Extract to read
-*-
Unless I misspoke without noticing I didn't say you don't want free interaction in Brackets 4 and 5 anywhere. My whole point was that you don't CARE about them in Brackets 1 and 2, that's a very different point. Similarly, I don't care that people play free interaction in Bracket 4 and 5, and I don't think people need or want hints to do so from the people managing the format. I think it's an equally valid point that "free interaction is associated with Bracket 5 in particular because it's conspicuously bad in lower Brackets". FoW and similar suffer from costing you cards (which are more precious in lower power metas), while Fierce and similar aren't very relevant because they don't interact on the right axis for those metas, because they're limited to non-Creature spells. It's INCREDIBLY bad form to ban or restrict cards that aren't even seeing play in a format/Bracket. This is why Trinisphere was taken off the GC list. For a great example of a card that's not a GC but meets the same standard as Fierce (is incredibly in high power and terrible at low) is Rule of Law; Rule of Law is a MUCH stronger stax effect in Bracket 5 than just about anything else, almost no decks can win around a Rule, other than decks built around it. Nobody wants Rule to be a GC because it's silly, but you don't live in fear of a Fierce in Bracket 2, you fear something like Bane of Progress or Blightsteel Colossus, some big honking creature that wrecks stuff.
I feel like it needs to be restated for some reason: what exactly are people countering in Brackets 1 and 2 with Fierce that would justify it being a GC there in particular, where GC are actually important? It being on the GC list has no bearing on Bracket 5, you yourself have said the GC list isn't meant to be a 'checklist'. Nobody should ever care if a card is played in Bracket 4 or 5 because it's a self-solving problem unless it also happens to be too good for Brackets 1 and 2. The only things that ever need to be GC are cards that aren't fun for Brackets 1, 2 and 3, that's all the GC list even does, it has ZERO impact on Brackets 4 and 5 because you should just be running the best cards there anyways.
-*-
Problems and tasks
1. Please copy the passage on Brackets and the GC list word for word, starting at "I feel like" and ending at "cards there anyways.".
2. In the passage on Brackets and the GC list, which card is given as an example of one that is not a GC but meets the same standard as Fierce?

Given records
-*-
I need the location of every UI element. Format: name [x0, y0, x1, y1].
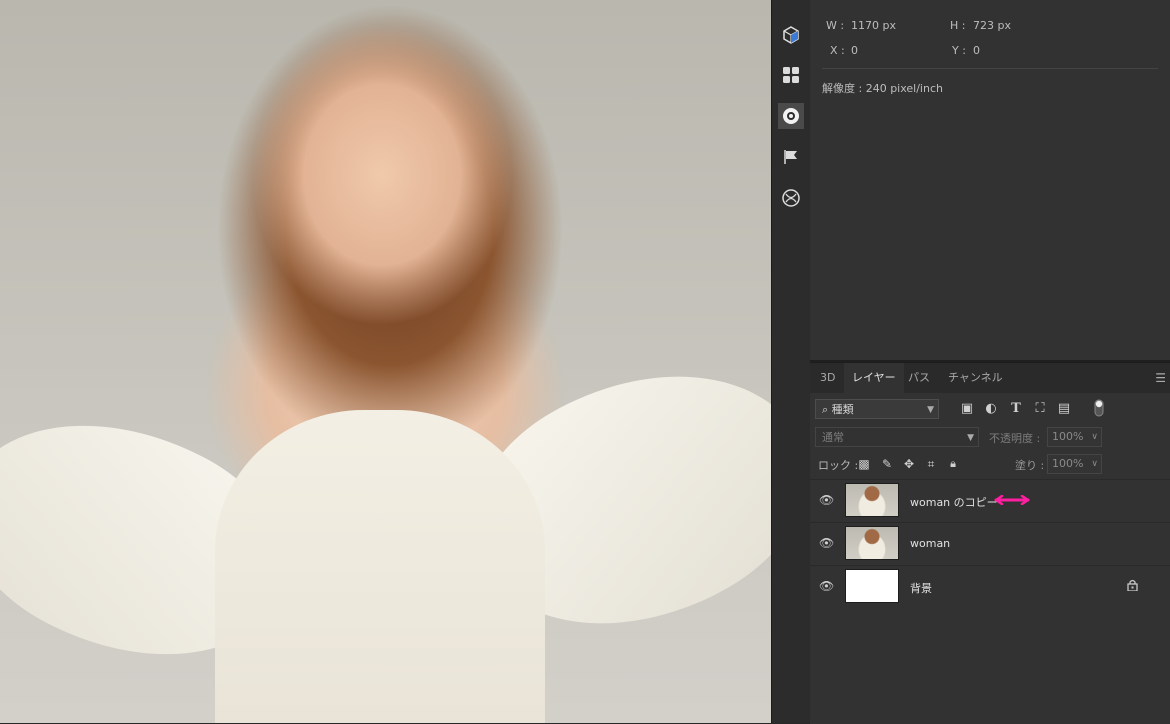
-*-
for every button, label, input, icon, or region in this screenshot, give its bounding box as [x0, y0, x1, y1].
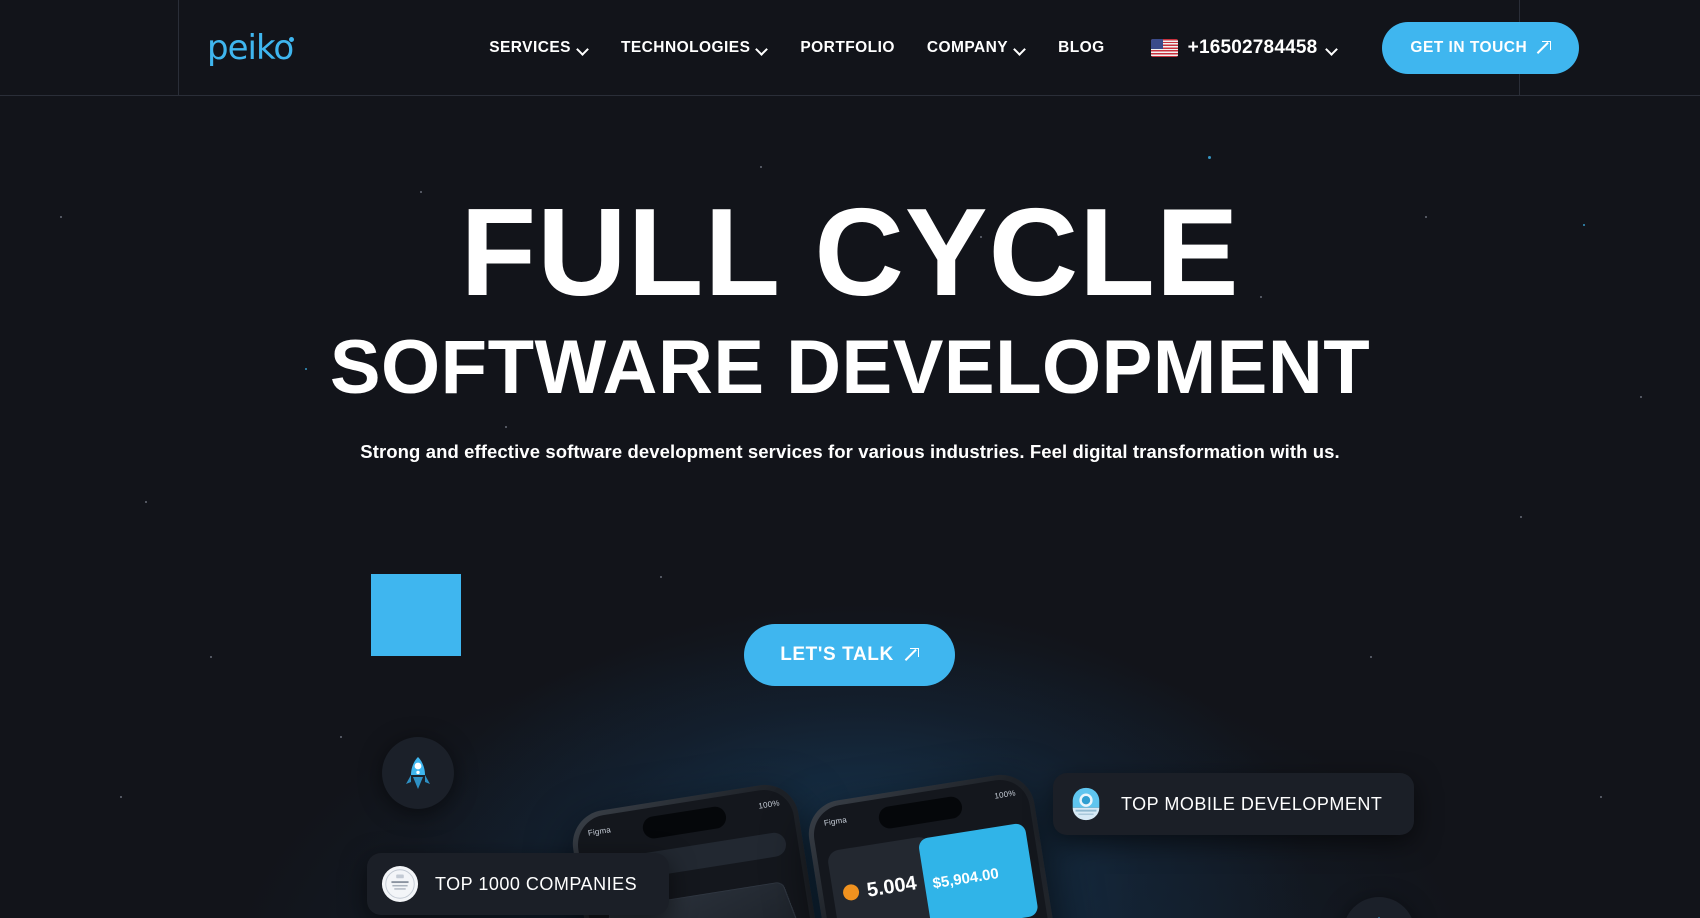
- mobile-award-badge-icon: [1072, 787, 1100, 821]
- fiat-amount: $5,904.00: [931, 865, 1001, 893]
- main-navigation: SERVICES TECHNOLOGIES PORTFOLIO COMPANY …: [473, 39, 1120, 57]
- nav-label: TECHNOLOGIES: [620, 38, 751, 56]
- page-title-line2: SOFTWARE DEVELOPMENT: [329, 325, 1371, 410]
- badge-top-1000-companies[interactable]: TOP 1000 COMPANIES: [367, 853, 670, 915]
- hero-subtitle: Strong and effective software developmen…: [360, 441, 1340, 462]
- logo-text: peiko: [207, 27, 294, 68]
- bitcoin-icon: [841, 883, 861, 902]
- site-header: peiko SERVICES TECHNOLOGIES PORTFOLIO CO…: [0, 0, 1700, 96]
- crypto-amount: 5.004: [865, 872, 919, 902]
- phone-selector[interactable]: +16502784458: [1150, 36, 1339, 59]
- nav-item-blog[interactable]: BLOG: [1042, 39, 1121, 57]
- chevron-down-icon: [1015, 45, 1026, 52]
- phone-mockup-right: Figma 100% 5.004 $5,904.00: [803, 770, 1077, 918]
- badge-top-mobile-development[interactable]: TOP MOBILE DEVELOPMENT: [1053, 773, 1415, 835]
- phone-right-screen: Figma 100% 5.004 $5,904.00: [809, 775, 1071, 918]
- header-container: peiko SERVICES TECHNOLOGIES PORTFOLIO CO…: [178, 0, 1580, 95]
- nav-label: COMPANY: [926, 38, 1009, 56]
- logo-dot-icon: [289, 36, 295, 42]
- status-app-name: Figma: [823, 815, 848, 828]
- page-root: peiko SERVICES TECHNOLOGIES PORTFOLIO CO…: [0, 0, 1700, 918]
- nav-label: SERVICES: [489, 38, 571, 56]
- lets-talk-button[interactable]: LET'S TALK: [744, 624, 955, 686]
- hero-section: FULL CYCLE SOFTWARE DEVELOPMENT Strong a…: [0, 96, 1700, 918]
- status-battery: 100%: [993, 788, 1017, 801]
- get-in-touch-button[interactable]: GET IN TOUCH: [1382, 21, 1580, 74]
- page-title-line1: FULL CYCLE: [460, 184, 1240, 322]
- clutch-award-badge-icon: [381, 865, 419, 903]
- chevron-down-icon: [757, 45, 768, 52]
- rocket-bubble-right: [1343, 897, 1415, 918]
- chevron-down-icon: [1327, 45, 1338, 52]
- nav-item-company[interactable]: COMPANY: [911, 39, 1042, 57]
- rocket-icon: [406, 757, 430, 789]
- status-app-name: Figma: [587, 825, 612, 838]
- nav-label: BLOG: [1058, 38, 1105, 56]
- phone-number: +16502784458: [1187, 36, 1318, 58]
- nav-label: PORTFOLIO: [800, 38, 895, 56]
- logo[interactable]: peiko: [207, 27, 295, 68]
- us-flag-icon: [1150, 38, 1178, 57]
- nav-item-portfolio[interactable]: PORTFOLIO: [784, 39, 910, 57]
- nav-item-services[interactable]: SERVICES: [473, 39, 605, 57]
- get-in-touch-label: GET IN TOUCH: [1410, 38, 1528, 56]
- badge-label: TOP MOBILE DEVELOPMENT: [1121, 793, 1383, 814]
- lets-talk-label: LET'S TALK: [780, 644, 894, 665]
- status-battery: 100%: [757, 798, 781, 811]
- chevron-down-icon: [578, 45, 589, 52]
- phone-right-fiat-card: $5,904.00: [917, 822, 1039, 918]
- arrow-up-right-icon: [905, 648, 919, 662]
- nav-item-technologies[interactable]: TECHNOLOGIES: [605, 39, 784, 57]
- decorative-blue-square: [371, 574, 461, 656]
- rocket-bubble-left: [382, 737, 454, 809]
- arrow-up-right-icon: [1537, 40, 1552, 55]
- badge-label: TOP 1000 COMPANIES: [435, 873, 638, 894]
-*-
Completed exercise
1.
I feel like it needs to be restated for some reason: what exactly are people countering in Brackets 1 and 2 with Fierce that would justify it being a GC there in particular, where GC are actually important? It being on the GC list has no bearing on Bracket 5, you yourself have said the GC list isn't meant to be a 'checklist'. Nobody should ever care if a card is played in Bracket 4 or 5 because it's a self-solving problem unless it also happens to be too good for Brackets 1 and 2. The only things that ever need to be GC are cards that aren't fun for Brackets 1, 2 and 3, that's all the GC list even does, it has ZERO impact on Brackets 4 and 5 because you should just be running the best cards there anyways.

2. Rule of Law.